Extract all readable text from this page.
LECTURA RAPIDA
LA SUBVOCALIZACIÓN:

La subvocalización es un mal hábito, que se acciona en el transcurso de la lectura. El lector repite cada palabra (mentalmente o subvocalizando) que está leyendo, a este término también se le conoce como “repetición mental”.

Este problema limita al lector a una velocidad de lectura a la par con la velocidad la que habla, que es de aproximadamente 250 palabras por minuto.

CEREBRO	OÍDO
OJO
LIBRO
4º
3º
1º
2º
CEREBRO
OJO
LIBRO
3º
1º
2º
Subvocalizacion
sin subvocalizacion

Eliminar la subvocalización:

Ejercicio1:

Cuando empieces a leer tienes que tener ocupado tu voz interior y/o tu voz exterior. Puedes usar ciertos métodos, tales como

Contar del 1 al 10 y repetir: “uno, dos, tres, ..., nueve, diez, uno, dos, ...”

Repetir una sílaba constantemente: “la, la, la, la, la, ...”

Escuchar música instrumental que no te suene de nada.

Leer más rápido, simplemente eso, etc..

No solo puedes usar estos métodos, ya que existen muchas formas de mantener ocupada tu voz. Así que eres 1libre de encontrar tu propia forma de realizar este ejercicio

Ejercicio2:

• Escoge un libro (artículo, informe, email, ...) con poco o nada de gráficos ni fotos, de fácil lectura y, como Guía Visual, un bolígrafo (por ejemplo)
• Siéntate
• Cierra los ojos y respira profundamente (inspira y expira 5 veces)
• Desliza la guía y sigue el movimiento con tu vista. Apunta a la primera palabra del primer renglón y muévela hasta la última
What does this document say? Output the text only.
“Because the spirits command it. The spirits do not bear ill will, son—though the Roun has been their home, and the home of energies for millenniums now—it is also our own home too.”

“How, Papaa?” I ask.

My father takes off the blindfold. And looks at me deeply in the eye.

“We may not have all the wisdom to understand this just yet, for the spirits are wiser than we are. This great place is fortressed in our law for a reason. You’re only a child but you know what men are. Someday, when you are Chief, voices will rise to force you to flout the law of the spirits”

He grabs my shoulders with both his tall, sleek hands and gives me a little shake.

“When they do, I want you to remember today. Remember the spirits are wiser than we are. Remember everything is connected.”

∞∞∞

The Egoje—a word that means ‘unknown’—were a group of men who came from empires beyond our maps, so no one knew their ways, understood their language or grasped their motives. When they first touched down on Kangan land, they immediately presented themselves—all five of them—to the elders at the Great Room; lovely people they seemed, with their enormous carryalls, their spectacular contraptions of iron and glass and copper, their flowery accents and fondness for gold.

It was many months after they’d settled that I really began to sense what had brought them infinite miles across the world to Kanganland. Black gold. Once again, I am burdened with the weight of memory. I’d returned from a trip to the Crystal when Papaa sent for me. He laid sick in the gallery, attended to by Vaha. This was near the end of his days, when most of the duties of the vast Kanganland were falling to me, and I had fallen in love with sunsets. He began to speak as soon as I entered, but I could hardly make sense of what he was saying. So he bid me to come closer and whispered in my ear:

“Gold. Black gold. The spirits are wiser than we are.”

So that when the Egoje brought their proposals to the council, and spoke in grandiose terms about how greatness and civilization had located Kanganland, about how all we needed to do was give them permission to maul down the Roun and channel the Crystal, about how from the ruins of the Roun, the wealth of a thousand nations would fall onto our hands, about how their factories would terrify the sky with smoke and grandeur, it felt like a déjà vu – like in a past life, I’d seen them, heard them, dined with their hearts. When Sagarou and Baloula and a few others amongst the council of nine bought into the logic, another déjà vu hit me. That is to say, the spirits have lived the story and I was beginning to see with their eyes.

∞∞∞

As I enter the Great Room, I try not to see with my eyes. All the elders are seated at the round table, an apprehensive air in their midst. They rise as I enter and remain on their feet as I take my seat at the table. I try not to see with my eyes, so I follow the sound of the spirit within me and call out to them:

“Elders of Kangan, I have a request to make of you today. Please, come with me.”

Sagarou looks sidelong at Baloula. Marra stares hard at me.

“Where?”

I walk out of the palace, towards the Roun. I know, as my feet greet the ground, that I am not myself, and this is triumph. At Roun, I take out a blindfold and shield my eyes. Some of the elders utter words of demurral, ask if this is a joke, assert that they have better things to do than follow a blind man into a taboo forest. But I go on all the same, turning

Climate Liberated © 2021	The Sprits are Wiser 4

## What is expected
Identify and copy all lines with the word "blindfold".

## Response below
My father takes off the blindfold. And looks at me deeply in the eye.
I walk out of the palace, towards the Roun. I know, as my feet greet the ground, that I am not myself, and this is triumph. At Roun, I take out a blindfold and shield my eyes. Some of the elders utter words of demurral, ask if this is a joke, assert that they have better things to do than follow a blind man into a taboo forest. But I go on all the same, turning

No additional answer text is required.